- Stored data entries
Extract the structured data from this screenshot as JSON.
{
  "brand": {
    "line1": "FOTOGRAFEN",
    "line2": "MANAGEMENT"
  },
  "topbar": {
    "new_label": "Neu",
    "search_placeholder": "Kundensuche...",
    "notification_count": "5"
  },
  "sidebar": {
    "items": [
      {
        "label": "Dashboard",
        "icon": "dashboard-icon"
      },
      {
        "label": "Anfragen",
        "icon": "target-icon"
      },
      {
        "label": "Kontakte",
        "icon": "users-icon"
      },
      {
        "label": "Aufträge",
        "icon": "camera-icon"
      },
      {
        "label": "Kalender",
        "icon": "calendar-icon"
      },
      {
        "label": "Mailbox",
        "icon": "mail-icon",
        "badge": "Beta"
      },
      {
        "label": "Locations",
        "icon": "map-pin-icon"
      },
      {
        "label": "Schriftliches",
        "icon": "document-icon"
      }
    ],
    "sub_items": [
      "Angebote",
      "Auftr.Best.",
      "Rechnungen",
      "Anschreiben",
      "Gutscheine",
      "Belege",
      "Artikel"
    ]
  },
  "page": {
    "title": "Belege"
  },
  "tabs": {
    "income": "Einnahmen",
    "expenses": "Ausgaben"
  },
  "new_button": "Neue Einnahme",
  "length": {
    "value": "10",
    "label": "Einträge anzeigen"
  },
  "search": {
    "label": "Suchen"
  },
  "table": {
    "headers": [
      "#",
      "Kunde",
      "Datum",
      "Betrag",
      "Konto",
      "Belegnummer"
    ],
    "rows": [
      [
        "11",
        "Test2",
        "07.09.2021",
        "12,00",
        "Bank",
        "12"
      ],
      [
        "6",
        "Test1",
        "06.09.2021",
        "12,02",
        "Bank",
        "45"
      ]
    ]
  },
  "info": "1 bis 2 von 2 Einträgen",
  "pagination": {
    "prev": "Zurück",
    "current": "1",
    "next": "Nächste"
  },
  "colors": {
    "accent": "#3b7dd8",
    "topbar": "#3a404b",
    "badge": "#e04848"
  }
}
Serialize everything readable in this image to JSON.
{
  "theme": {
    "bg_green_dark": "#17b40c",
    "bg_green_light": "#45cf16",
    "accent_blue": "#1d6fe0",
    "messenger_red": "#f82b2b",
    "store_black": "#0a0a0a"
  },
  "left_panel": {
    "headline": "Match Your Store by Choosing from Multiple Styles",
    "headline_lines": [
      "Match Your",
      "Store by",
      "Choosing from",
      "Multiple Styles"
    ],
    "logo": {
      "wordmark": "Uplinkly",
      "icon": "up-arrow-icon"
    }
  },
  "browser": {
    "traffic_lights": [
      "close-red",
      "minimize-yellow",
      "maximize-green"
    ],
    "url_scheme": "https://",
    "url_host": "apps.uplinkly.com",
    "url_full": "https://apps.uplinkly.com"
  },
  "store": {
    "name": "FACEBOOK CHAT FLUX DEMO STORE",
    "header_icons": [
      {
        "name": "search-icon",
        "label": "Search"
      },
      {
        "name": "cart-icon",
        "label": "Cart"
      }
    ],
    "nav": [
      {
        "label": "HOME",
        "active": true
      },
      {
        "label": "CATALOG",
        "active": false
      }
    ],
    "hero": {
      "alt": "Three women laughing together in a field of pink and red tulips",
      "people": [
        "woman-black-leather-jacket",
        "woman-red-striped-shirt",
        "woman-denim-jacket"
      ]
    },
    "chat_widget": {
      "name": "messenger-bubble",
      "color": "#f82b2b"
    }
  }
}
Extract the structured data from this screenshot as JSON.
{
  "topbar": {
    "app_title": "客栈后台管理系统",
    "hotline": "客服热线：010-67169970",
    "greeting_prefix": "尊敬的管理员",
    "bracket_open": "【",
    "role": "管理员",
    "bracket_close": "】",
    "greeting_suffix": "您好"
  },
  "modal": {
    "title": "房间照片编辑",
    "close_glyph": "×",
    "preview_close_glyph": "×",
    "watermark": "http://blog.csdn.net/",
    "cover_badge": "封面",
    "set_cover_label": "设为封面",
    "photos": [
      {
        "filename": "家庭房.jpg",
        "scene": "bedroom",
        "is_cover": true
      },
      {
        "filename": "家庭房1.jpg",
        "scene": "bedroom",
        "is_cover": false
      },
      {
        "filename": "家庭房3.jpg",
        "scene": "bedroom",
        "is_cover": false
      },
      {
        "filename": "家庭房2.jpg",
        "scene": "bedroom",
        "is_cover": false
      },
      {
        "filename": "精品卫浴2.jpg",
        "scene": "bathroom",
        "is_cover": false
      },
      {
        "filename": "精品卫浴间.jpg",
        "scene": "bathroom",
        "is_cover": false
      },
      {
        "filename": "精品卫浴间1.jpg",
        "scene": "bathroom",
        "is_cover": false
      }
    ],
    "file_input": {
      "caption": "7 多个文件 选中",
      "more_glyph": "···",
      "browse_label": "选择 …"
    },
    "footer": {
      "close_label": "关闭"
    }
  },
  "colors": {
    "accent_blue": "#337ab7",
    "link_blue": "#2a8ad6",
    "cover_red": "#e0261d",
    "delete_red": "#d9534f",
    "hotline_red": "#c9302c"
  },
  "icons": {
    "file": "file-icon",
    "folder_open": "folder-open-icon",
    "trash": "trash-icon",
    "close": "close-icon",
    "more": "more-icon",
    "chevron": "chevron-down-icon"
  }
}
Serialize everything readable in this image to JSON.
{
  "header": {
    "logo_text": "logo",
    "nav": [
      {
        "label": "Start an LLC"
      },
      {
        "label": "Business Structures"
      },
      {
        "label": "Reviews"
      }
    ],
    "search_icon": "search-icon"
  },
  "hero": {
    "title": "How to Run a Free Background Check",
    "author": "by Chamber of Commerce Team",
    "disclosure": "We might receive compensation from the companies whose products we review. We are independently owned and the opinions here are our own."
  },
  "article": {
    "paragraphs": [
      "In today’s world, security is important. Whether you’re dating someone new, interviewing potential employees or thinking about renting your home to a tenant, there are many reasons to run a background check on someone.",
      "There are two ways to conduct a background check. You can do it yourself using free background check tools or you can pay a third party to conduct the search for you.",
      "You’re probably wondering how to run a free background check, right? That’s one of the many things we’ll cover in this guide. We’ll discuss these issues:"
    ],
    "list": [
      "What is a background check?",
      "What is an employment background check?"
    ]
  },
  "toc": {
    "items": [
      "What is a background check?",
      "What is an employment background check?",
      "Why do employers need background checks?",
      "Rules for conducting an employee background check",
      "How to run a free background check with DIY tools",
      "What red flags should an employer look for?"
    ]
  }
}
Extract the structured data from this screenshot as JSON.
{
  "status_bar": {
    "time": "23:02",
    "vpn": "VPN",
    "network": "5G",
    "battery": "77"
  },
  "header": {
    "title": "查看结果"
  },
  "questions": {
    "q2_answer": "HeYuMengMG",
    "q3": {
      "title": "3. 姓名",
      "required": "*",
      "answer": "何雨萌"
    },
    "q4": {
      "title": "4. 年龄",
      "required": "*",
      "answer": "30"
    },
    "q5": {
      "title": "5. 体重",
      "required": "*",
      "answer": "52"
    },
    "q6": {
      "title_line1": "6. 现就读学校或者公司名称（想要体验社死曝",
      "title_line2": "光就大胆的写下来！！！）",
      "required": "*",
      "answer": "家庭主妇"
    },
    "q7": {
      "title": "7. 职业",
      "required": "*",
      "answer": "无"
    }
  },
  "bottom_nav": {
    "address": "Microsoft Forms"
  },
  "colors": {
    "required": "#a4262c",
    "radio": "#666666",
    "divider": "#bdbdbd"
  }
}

- Task prompt
From the records above, pick out and copy each line holding the word "filename".

- Answer to the exercise
        "filename": "家庭房.jpg",
        "filename": "家庭房1.jpg",
        "filename": "家庭房3.jpg",
        "filename": "家庭房2.jpg",
        "filename": "精品卫浴2.jpg",
        "filename": "精品卫浴间.jpg",
        "filename": "精品卫浴间1.jpg",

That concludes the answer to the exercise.